— Start Information provided —

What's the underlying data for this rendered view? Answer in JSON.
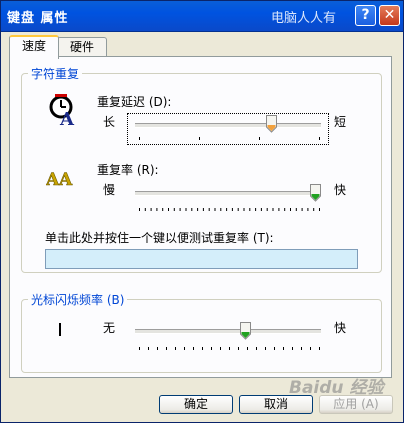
{
  "window": {
    "title": "键盘 属性",
    "watermark": "电脑人人有"
  },
  "titlebar": {
    "help": "?",
    "close": "✕"
  },
  "tabs": [
    {
      "label": "速度"
    },
    {
      "label": "硬件"
    }
  ],
  "group_repeat": {
    "legend": "字符重复",
    "delay": {
      "label": "重复延迟 (D):",
      "min": "长",
      "max": "短",
      "value_fraction": 0.75
    },
    "rate": {
      "label": "重复率 (R):",
      "min": "慢",
      "max": "快",
      "value_fraction": 1.0
    },
    "test_label": "单击此处并按住一个键以便测试重复率 (T):",
    "test_value": ""
  },
  "group_cursor": {
    "legend": "光标闪烁频率 (B)",
    "min": "无",
    "max": "快",
    "value_fraction": 0.6
  },
  "buttons": {
    "ok": "确定",
    "cancel": "取消",
    "apply": "应用 (A)"
  },
  "watermark_bottom": "Baidu 经验",
  "colors": {
    "title_blue": "#0053e0",
    "legend_blue": "#0046d5",
    "test_box": "#d4eefa"
  }
}
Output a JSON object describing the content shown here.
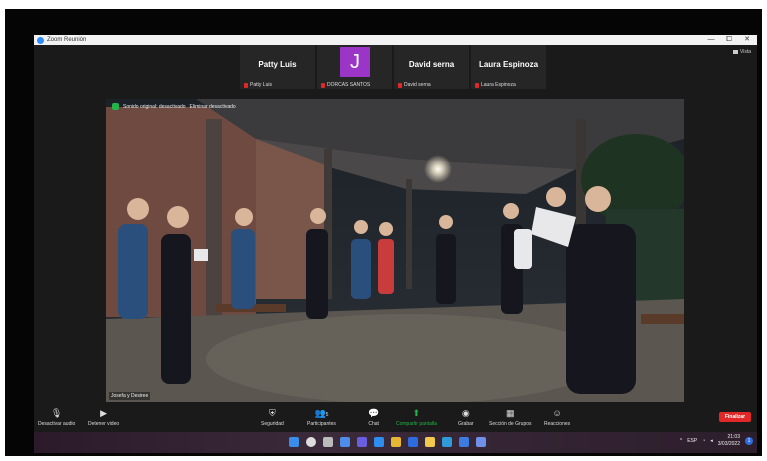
{
  "window": {
    "title": "Zoom Reunión",
    "controls": {
      "minimize": "—",
      "restore": "⧠",
      "close": "✕"
    },
    "view_label": "Vista"
  },
  "participants": [
    {
      "name": "Patty Luis",
      "label": "Patty Luis",
      "avatar": ""
    },
    {
      "name": "",
      "label": "DORCAS SANTOS",
      "avatar": "J"
    },
    {
      "name": "David serna",
      "label": "David serna",
      "avatar": ""
    },
    {
      "name": "Laura Espinoza",
      "label": "Laura Espinoza",
      "avatar": ""
    }
  ],
  "video": {
    "audio_status": "Sonido original: desactivado",
    "enhance_label": "Eliminar desactivado",
    "speaker_name": "Josefa y Desiree"
  },
  "toolbar": {
    "mute": "Desactivar audio",
    "stop_video": "Detener video",
    "security": "Seguridad",
    "participants": "Participantes",
    "participants_count": "5",
    "chat": "Chat",
    "share": "Compartir pantalla",
    "record": "Grabar",
    "breakout": "Sección de Grupos",
    "reactions": "Reacciones",
    "end": "Finalizar"
  },
  "taskbar": {
    "lang": "ESP",
    "time": "21:03",
    "date": "3/03/2022",
    "notif": "1"
  },
  "colors": {
    "accent": "#2d8cff",
    "end": "#e02828",
    "share": "#24b34a",
    "avatar": "#9b35c8"
  }
}
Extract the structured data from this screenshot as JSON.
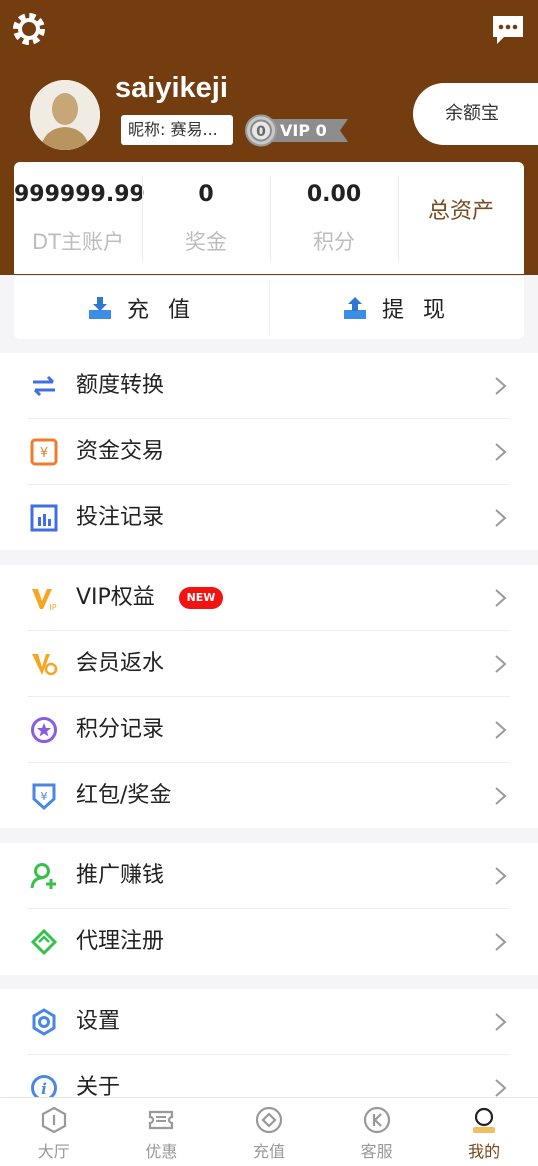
{
  "header": {
    "username": "saiyikeji",
    "nickname": "昵称: 赛易...",
    "vip_label": "VIP 0",
    "vip_level": "0",
    "yuebao_label": "余额宝"
  },
  "stats": [
    {
      "value": "999999.99",
      "label": "DT主账户"
    },
    {
      "value": "0",
      "label": "奖金"
    },
    {
      "value": "0.00",
      "label": "积分"
    }
  ],
  "total_assets_label": "总资产",
  "actions": {
    "recharge": "充 值",
    "withdraw": "提 现"
  },
  "menu": {
    "group1": [
      "额度转换",
      "资金交易",
      "投注记录"
    ],
    "group2": [
      "VIP权益",
      "会员返水",
      "积分记录",
      "红包/奖金"
    ],
    "group3": [
      "推广赚钱",
      "代理注册"
    ],
    "group4": [
      "设置",
      "关于"
    ],
    "new_badge": "NEW"
  },
  "tabbar": [
    {
      "label": "大厅",
      "icon": "hall-icon"
    },
    {
      "label": "优惠",
      "icon": "ticket-icon"
    },
    {
      "label": "充值",
      "icon": "recharge-icon"
    },
    {
      "label": "客服",
      "icon": "service-icon"
    },
    {
      "label": "我的",
      "icon": "profile-icon",
      "active": true
    }
  ],
  "colors": {
    "header_bg": "#743d10",
    "accent_brown": "#7a4518",
    "new_badge": "#f21313",
    "icon_blue": "#3f6fe0"
  }
}
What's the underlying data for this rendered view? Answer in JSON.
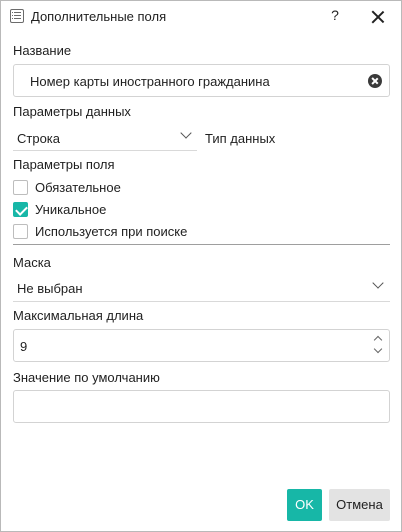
{
  "window": {
    "title": "Дополнительные поля",
    "help_label": "?",
    "icon": "list-icon",
    "close_icon": "close-icon"
  },
  "name": {
    "label": "Название",
    "value": "Номер карты иностранного гражданина",
    "clear_icon": "clear-circle-icon"
  },
  "data_params": {
    "label": "Параметры данных",
    "type_value": "Строка",
    "type_caption": "Тип данных"
  },
  "field_params": {
    "label": "Параметры поля",
    "options": [
      {
        "label": "Обязательное",
        "checked": false
      },
      {
        "label": "Уникальное",
        "checked": true
      },
      {
        "label": "Используется при поиске",
        "checked": false
      }
    ]
  },
  "mask": {
    "label": "Маска",
    "value": "Не выбран"
  },
  "max_length": {
    "label": "Максимальная длина",
    "value": "9"
  },
  "default_value": {
    "label": "Значение по умолчанию",
    "value": ""
  },
  "buttons": {
    "ok": "OK",
    "cancel": "Отмена"
  },
  "colors": {
    "accent": "#17b7a7",
    "cancel_bg": "#e3e3e3",
    "border": "#d3d3d3"
  }
}
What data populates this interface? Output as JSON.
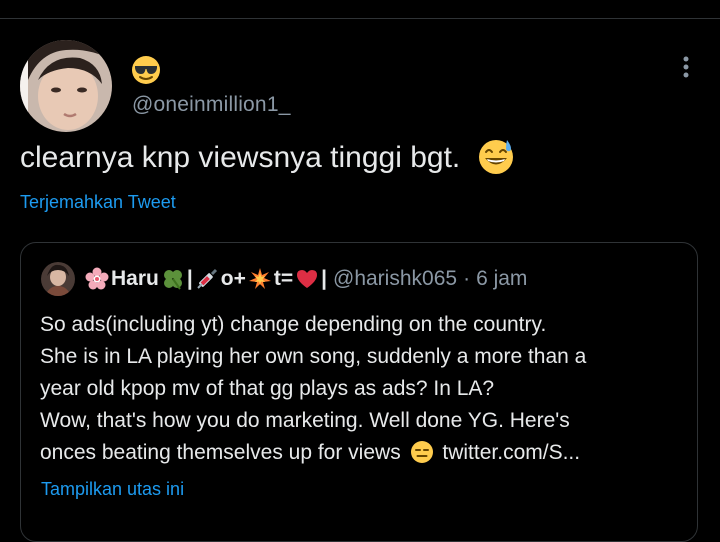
{
  "tweet": {
    "handle": "@oneinmillion1_",
    "name_emoji_icon": "sunglasses-face-icon",
    "text": "clearnya knp viewsnya tinggi bgt.",
    "text_emoji_icon": "grinning-sweat-face-icon",
    "translate_label": "Terjemahkan Tweet",
    "more_icon": "more-vertical-icon"
  },
  "quote": {
    "name_part1": "Haru",
    "name_part2": "|",
    "name_part3": "o+",
    "name_part4": "t=",
    "name_part5": "|",
    "handle": "@harishk065",
    "separator": "·",
    "time": "6 jam",
    "lines": [
      "So ads(including yt) change depending on the country.",
      "She is in LA playing her own song, suddenly a more than a",
      "year old kpop mv of that gg plays as ads? In LA?",
      "Wow, that's how you do marketing. Well done YG. Here's"
    ],
    "last_line_text": "onces beating themselves up for views",
    "last_line_link": "twitter.com/S...",
    "show_thread_label": "Tampilkan utas ini",
    "icons": [
      "blossom-icon",
      "four-leaf-clover-icon",
      "syringe-icon",
      "collision-icon",
      "heart-icon",
      "expressionless-face-icon"
    ]
  },
  "colors": {
    "background": "#000000",
    "text": "#e7e9ea",
    "muted": "#8b98a5",
    "link": "#1d9bf0",
    "border": "#2f3336"
  }
}
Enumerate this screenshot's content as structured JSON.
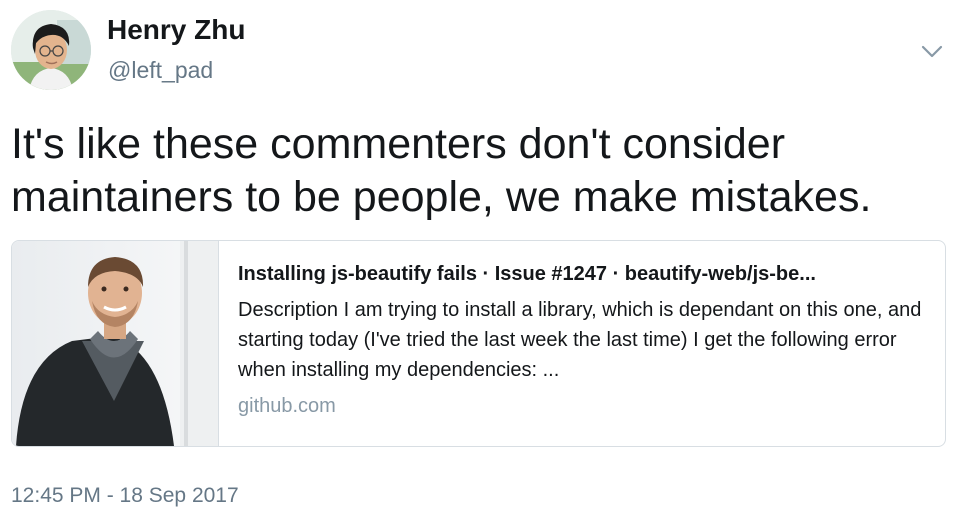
{
  "author": {
    "name": "Henry Zhu",
    "handle": "@left_pad"
  },
  "icons": {
    "menu": "chevron-down-icon"
  },
  "tweet": {
    "text": "It's like these commenters don't consider maintainers to be people, we make mistakes.",
    "timestamp": "12:45 PM - 18 Sep 2017"
  },
  "card": {
    "title": "Installing js-beautify fails · Issue #1247 · beautify-web/js-be...",
    "description": "Description I am trying to install a library, which is dependant on this one, and starting today (I've tried the last week the last time) I get the following error when installing my dependencies: ...",
    "domain": "github.com"
  },
  "colors": {
    "text": "#14171a",
    "secondary": "#657786",
    "domain": "#8899a6",
    "border": "#d8dee3"
  }
}
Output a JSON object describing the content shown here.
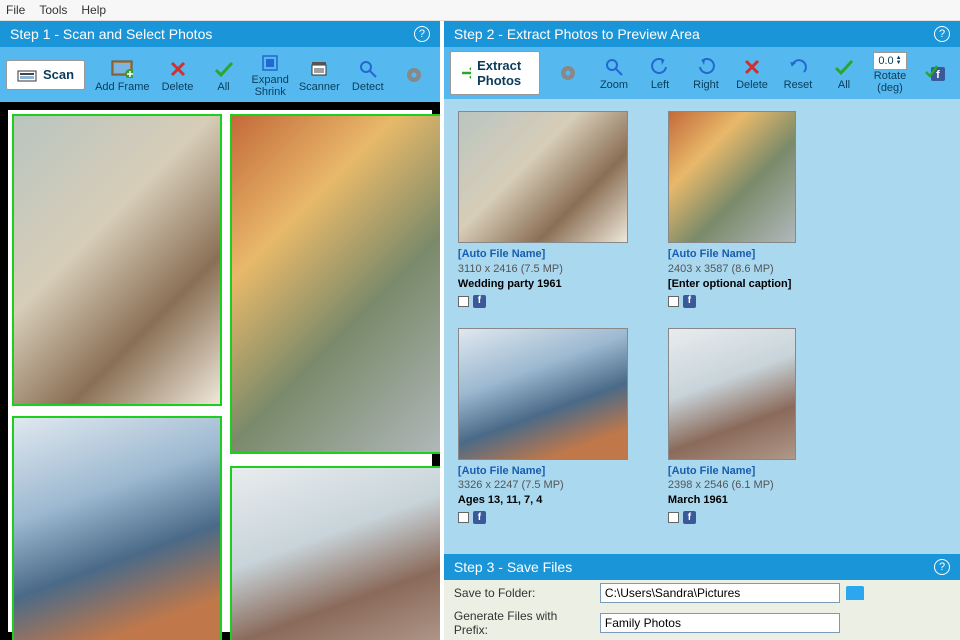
{
  "menu": {
    "file": "File",
    "tools": "Tools",
    "help": "Help"
  },
  "step1": {
    "title": "Step 1 - Scan and Select Photos",
    "scan_btn": "Scan",
    "tools": {
      "add_frame": "Add Frame",
      "delete": "Delete",
      "all": "All",
      "expand": "Expand",
      "shrink": "Shrink",
      "scanner": "Scanner",
      "detect": "Detect"
    }
  },
  "step2": {
    "title": "Step 2 - Extract Photos to Preview Area",
    "extract_btn": "Extract Photos",
    "tools": {
      "zoom": "Zoom",
      "left": "Left",
      "right": "Right",
      "delete": "Delete",
      "reset": "Reset",
      "all": "All",
      "rotate": "Rotate (deg)",
      "rotate_val": "0.0"
    },
    "items": [
      {
        "autoname": "[Auto File Name]",
        "dims": "3110 x 2416 (7.5 MP)",
        "caption": "Wedding party 1961"
      },
      {
        "autoname": "[Auto File Name]",
        "dims": "2403 x 3587 (8.6 MP)",
        "caption": "[Enter optional caption]"
      },
      {
        "autoname": "[Auto File Name]",
        "dims": "3326 x 2247 (7.5 MP)",
        "caption": "Ages 13, 11, 7, 4"
      },
      {
        "autoname": "[Auto File Name]",
        "dims": "2398 x 2546 (6.1 MP)",
        "caption": "March 1961"
      }
    ]
  },
  "step3": {
    "title": "Step 3 - Save Files",
    "save_to_label": "Save to Folder:",
    "save_to_value": "C:\\Users\\Sandra\\Pictures",
    "prefix_label": "Generate Files with Prefix:",
    "prefix_value": "Family Photos"
  },
  "thumbs": {
    "p1": "linear-gradient(135deg,#b9c5c0 0%,#d7cdb8 40%,#8a6f55 70%,#efe8da 100%)",
    "p2": "linear-gradient(135deg,#c46a3a 0%,#e8b96a 30%,#7a8a6a 60%,#b0b8ba 100%)",
    "p3": "linear-gradient(160deg,#dfe8ef 0%,#9cb8d0 35%,#4a6a88 60%,#c0784a 85%)",
    "p4": "linear-gradient(160deg,#e8ecee 0%,#c8d4da 40%,#8a6a5a 70%,#b0988a 100%)"
  }
}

— End Information provided —

§ **What the task asks**: In the records above, locate every line with the string "that" and copy it.

§ **Written solution**:
      "year old kpop mv of that gg plays as ads? In LA?",
      "Wow, that's how you do marketing. Well done YG. Here's"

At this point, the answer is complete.